** START OF Provided text **

In the context of soccer-playing robots, technological advances in robotics and artificial intelligence are mostly perceived as exciting and fun. Whenever I tell people about my research project, they tend to be very curious to learn more about the state of the technology. How well can the robots play soccer? Do they use artificial intelligence? How do they make decisions? And are they going to win the match against humans in 2050?
When it comes to robot soccer, many people perceive the use of the latest technology to allow robots to score more goals - or get fewer time penalties - as desirable. However, similar technological approaches in fields such as object detection or data- and calculation-based decision-making are also used in highly destructive ways.
I am currently attending the conference “Imaginations of Autonomy: On Humans, AI-based Weapon Systems and Responsibility at Machine Speed” at Paderborn University, organized in the context of the competence network “Meaningful Human Control”.
On the first day of the event, during the pre-conference workshop, I learned a lot about the global use of autonomous weapon systems, their geopolitical relevance, and the power structures they reproduce. In this blog post, I want to discuss one aspect in greater detail and relate it to my research, namely that concepts materialize in technologies.
One of the concepts discussed most extensively in the pre-conference workshop was “autonomy.” Similarly to other concepts often drawn upon in technology development – intelligence, curiosity, companionship, etc. – “autonomy” can be conceptualized in different ways. Different conceptualizations can, in turn, lead to various implementations.
In my research, for example, the ambivalence of this concept came up in a discussion about how strongly individual soccer robots should rely on communication with other robots to make their decisions. Should the software aim at gaining a sufficient understanding of the surroundings in each individual robot, or should it aim at using the information gathered by the sensors of all of the team’s robots? It is also worth discussing how the role of humans is conceptualized in robot autonomy. While during a robot soccer game, the rules of the game (which were set by humans) only allow for limited human intervention, the robots could never play soccer without quite a lot of preparatory work by humans.
The influence of concepts should thus not be overlooked in the ethical design of technologies. Discussing and critically scrutinizing the concepts used as guiding principles in technology development, particularly the ones whose meaning is often taken for granted, can help us better understand the technologies that have already started to shape our lives in numerous ways.

** END OF Provided text **
** START OF Stored data **

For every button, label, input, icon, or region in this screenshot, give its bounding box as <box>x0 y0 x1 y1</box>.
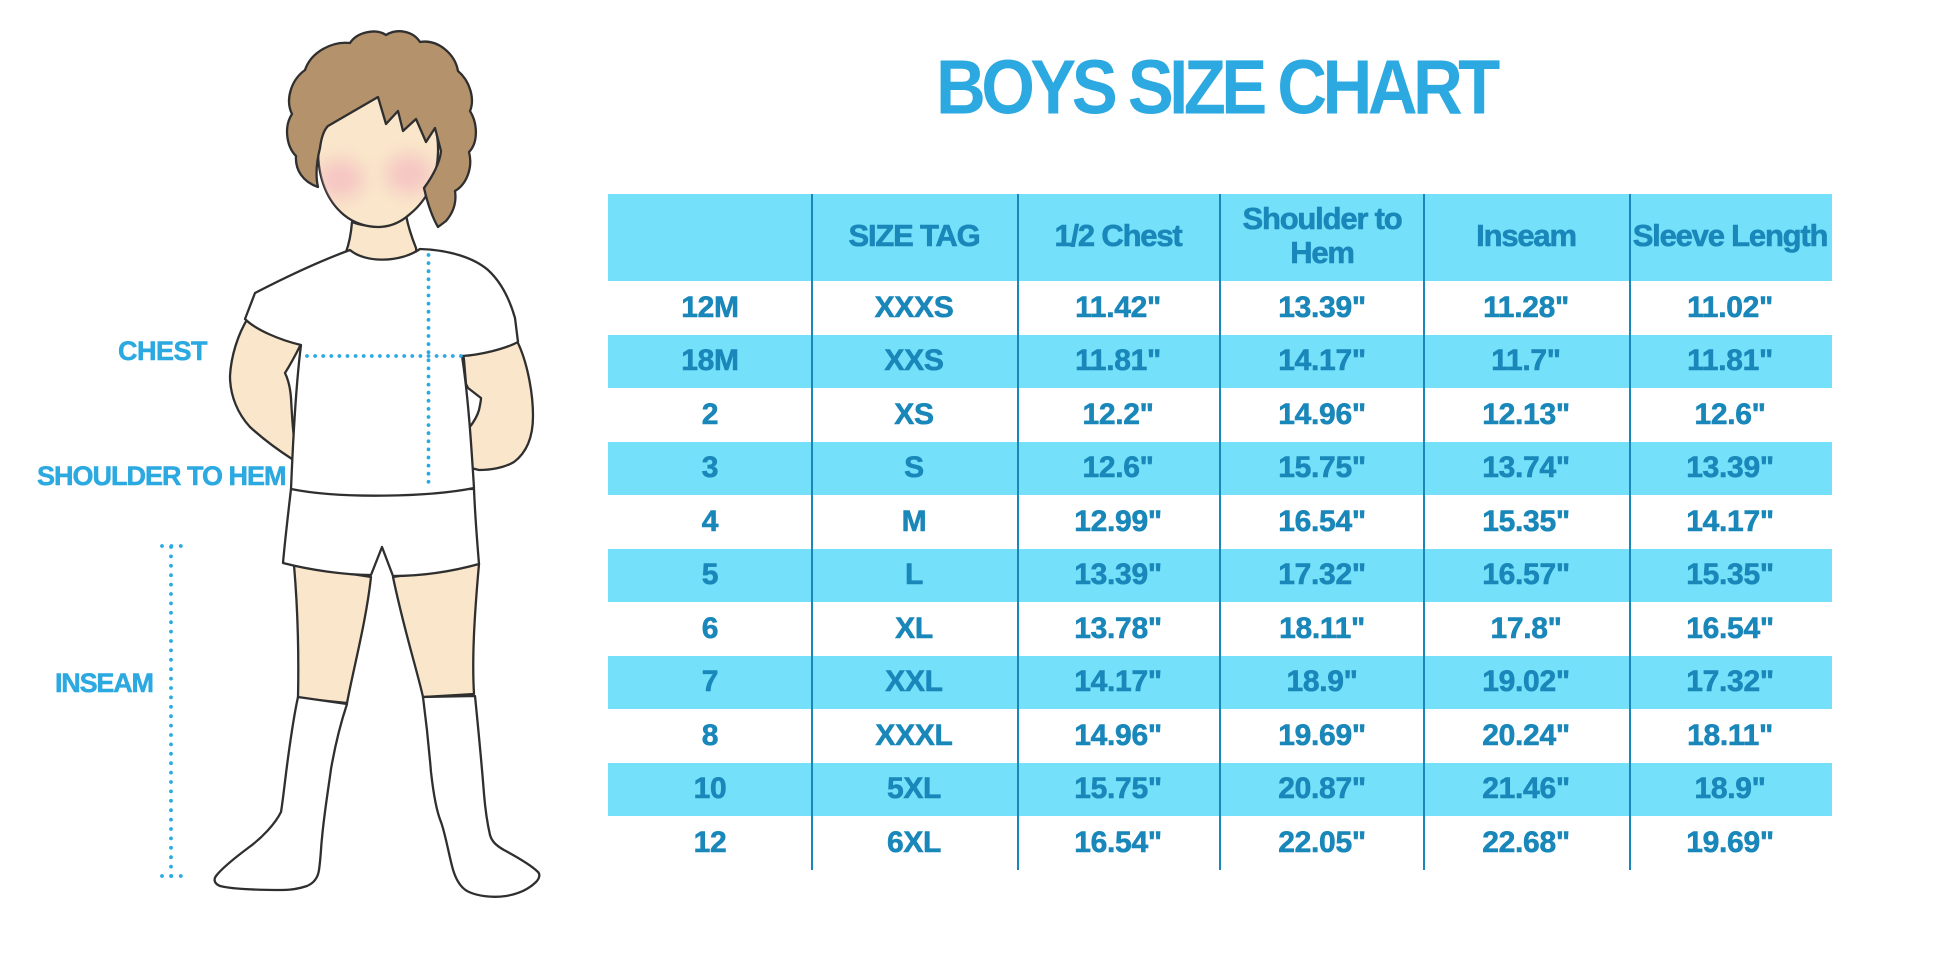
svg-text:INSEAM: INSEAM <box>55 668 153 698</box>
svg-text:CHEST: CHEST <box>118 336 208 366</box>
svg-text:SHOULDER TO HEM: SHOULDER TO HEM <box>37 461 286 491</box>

** END OF Stored data **
** START OF Stored data **

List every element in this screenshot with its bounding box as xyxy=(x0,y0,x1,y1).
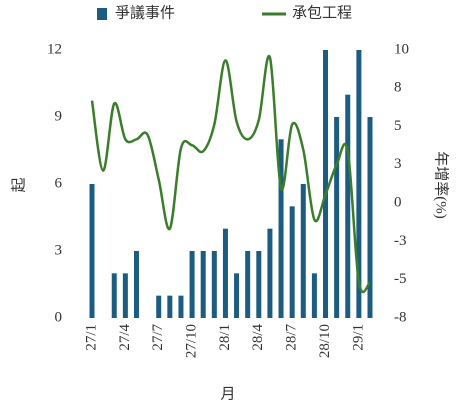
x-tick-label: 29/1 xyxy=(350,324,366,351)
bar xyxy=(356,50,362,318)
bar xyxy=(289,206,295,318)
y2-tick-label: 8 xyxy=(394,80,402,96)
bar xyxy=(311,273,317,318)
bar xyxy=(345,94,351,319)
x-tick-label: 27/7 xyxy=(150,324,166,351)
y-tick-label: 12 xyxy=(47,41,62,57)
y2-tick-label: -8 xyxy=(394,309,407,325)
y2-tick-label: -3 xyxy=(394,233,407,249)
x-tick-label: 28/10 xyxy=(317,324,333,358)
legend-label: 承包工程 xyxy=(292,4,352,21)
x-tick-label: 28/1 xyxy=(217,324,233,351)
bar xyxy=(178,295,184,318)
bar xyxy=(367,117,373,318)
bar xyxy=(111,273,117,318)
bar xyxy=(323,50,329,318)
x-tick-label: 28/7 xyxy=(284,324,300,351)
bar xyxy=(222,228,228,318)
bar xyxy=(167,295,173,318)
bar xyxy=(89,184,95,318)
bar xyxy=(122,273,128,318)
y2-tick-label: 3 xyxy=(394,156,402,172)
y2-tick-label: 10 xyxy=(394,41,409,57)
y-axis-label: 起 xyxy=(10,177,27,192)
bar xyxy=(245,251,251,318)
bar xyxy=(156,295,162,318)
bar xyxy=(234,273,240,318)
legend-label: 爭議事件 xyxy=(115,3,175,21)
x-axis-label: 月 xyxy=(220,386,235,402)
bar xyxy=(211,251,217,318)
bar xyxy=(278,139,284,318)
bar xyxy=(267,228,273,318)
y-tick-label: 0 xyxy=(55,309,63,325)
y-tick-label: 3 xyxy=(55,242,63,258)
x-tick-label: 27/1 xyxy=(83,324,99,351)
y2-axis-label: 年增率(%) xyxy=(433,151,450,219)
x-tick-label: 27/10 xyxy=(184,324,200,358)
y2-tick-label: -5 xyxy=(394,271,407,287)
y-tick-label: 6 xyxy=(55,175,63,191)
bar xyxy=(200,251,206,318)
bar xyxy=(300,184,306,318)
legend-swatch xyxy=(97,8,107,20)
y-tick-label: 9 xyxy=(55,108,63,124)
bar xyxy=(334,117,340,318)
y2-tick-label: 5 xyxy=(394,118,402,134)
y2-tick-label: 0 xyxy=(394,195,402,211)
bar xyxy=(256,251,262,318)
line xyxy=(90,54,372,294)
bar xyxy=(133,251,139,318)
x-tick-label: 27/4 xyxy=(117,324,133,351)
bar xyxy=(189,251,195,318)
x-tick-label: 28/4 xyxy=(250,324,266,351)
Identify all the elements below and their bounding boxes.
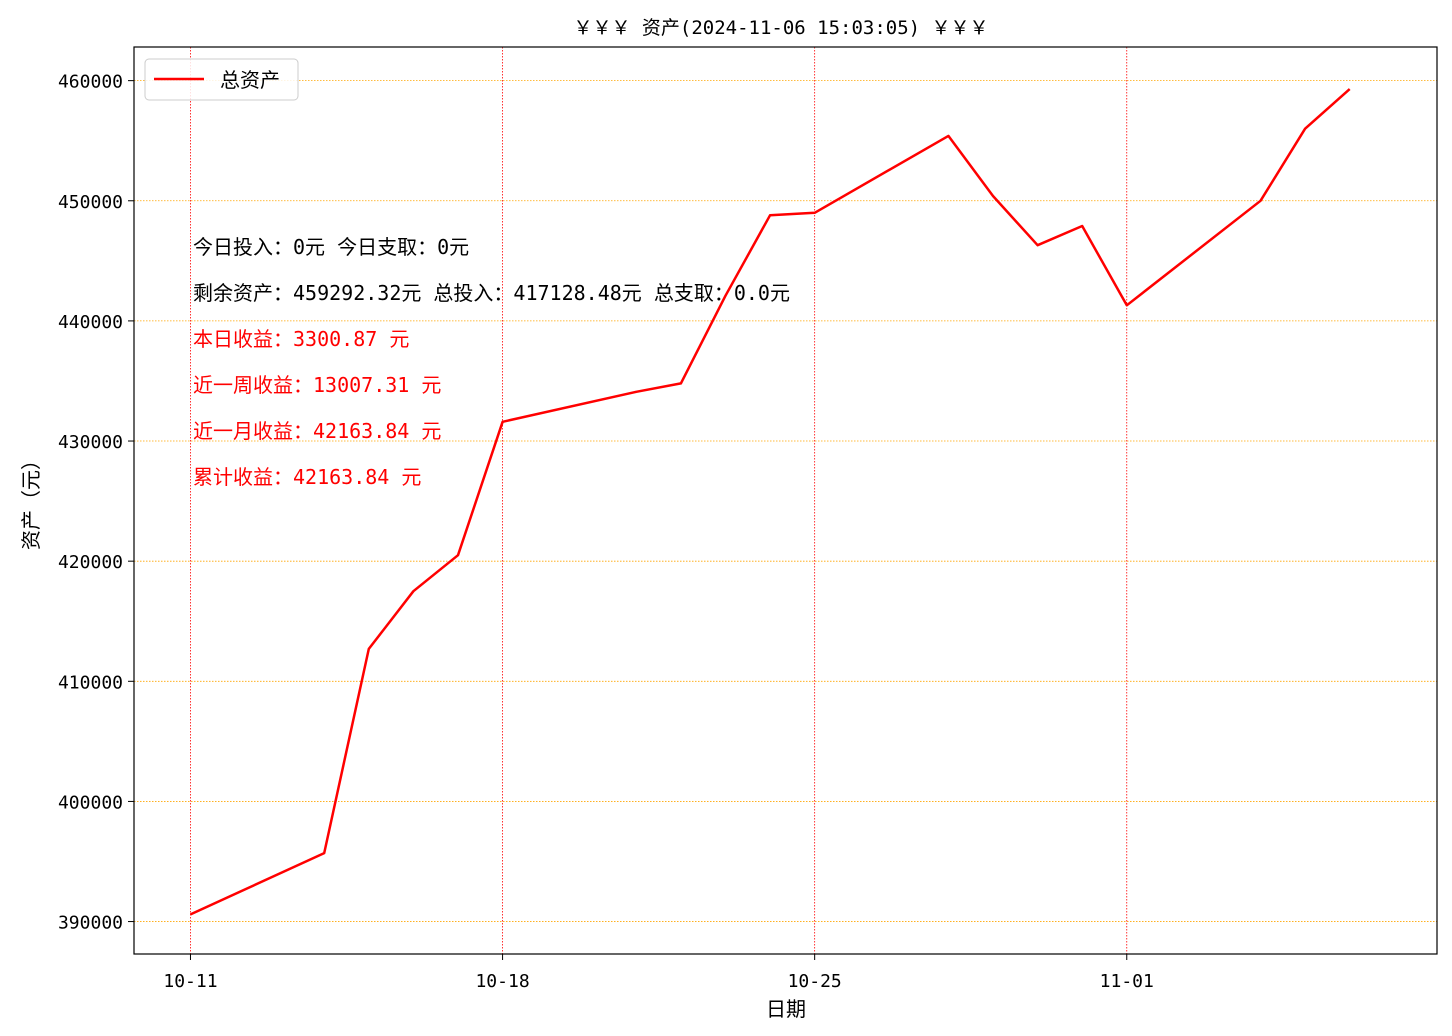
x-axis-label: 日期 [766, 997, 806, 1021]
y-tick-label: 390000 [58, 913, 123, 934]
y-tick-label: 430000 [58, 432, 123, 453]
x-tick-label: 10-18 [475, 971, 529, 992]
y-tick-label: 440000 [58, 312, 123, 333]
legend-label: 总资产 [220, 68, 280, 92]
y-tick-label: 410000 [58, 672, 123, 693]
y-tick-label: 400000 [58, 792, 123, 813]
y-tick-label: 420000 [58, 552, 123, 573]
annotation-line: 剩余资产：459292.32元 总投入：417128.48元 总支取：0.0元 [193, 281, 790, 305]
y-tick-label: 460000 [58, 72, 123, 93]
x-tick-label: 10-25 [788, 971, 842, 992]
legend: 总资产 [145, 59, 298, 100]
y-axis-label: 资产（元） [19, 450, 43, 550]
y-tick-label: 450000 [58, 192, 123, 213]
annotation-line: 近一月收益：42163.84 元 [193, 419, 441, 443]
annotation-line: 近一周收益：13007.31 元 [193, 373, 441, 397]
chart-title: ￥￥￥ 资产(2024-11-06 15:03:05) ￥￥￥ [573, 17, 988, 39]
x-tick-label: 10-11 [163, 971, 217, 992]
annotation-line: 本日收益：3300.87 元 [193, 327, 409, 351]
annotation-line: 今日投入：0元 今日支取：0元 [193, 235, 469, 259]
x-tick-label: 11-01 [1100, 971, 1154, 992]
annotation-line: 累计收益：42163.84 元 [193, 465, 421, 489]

** END OF Stored data **
** START OF Stored data **

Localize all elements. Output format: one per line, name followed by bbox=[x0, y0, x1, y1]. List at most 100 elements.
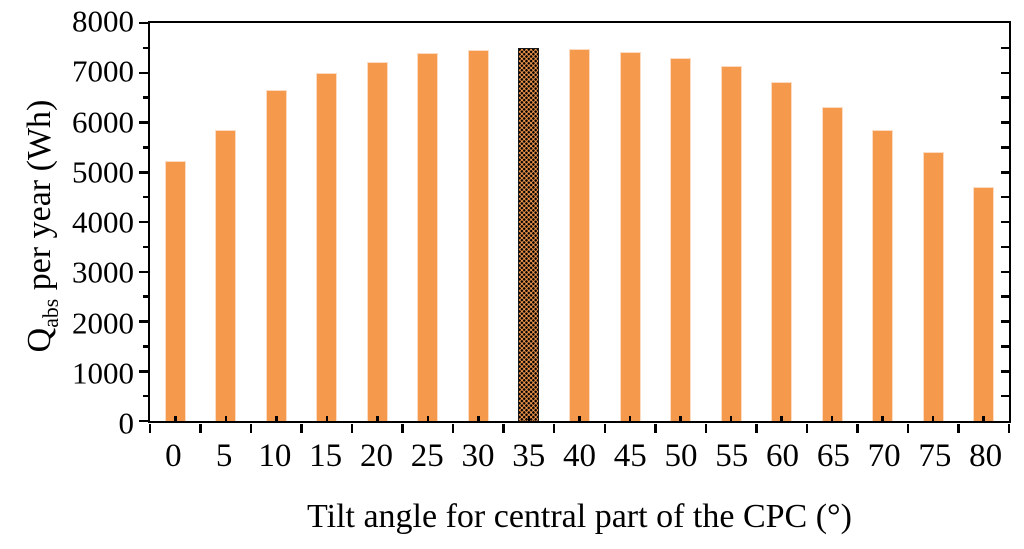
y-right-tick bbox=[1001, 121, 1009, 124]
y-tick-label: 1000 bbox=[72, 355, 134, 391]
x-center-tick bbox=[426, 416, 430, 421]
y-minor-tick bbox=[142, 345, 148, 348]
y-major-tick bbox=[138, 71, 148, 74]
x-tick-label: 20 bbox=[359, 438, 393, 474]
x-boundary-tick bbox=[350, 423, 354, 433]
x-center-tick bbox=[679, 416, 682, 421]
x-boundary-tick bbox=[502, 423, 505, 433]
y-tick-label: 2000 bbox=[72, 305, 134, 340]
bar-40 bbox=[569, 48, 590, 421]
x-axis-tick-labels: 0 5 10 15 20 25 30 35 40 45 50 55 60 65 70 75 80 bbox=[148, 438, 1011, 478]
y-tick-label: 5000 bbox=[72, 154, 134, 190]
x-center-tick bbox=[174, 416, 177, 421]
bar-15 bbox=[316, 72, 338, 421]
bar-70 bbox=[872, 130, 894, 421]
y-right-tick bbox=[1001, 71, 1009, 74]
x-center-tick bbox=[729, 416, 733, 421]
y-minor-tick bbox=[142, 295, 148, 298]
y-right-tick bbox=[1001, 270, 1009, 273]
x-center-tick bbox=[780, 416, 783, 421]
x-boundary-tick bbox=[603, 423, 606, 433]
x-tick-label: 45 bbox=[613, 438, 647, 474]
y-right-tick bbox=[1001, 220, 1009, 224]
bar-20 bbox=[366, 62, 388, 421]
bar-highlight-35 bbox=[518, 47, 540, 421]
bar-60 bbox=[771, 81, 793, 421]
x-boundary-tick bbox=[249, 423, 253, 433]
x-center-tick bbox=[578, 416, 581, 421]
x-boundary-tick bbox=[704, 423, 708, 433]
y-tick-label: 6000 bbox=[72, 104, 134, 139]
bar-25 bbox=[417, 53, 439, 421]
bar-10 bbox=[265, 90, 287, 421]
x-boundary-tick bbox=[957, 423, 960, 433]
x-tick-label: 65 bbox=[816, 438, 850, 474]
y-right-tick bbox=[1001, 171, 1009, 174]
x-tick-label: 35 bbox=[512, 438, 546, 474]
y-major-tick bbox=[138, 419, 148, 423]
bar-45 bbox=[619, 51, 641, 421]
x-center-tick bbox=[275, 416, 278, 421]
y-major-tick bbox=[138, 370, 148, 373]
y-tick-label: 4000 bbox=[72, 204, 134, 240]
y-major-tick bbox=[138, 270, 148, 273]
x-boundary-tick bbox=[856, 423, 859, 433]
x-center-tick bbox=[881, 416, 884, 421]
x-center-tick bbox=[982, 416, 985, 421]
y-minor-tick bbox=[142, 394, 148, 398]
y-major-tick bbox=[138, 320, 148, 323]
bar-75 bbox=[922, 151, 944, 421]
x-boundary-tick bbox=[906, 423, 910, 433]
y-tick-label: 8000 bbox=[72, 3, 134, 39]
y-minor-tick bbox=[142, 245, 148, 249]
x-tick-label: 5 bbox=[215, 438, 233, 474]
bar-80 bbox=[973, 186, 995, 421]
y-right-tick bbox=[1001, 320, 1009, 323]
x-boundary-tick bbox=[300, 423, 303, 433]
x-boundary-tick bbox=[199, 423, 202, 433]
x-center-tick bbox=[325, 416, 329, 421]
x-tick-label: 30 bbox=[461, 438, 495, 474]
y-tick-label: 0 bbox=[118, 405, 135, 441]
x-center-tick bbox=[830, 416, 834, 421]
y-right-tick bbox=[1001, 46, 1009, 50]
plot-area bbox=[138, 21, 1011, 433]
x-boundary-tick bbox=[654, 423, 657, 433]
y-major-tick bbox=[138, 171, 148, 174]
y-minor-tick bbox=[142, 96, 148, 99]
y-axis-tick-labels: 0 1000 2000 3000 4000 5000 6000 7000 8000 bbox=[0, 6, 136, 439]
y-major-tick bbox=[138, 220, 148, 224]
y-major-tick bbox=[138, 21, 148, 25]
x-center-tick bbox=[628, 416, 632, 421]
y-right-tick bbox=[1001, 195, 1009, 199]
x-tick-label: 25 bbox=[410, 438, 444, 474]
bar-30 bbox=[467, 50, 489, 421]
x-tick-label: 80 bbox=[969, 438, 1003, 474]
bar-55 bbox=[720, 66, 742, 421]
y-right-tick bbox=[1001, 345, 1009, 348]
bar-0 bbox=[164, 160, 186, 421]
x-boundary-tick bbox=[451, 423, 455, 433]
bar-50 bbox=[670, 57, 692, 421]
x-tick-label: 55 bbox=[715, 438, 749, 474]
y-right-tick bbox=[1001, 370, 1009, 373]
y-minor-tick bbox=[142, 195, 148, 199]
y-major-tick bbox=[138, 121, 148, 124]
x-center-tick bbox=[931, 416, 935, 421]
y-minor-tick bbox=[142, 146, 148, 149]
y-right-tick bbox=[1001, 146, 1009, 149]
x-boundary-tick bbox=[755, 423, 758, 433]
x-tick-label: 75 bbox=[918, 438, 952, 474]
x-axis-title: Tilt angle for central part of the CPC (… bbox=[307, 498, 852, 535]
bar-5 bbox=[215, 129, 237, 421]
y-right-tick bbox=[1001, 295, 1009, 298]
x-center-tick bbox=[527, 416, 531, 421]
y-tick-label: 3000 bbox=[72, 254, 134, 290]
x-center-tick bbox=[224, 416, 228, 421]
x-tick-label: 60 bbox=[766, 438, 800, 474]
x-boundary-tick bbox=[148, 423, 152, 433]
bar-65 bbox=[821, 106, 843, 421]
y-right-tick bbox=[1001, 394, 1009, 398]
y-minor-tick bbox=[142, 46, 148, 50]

** END OF Stored data **

**Written tasks:**
1. From the blog post, quote the passage from "On the first" to "materialize in technologies.".
2. Using the blog post, decide whether each statement agrees with it. Answer yes or no, and quote the deciding words.
(a) The conference the author is attending takes place at Paderborn University.
(b) The rules of a robot soccer game allow unlimited human intervention.
(c) The author learned about autonomous weapon systems on the last day of the event.
3. List every question that the blog post says people tend to ask about the state of the technology.

**Responses by task:**
1.
On the first day of the event, during the pre-conference workshop, I learned a lot about the global use of autonomous weapon systems, their geopolitical relevance, and the power structures they reproduce. In this blog post, I want to discuss one aspect in greater detail and relate it to my research, namely that concepts materialize in technologies.

2.
(a) Yes: "at Paderborn University"
(b) No: "only allow for limited human intervention"
(c) No: "On the first day of the event, during the pre-conference workshop"

3.
How well can the robots play soccer?
Do they use artificial intelligence?
How do they make decisions?
And are they going to win the match against humans in 2050?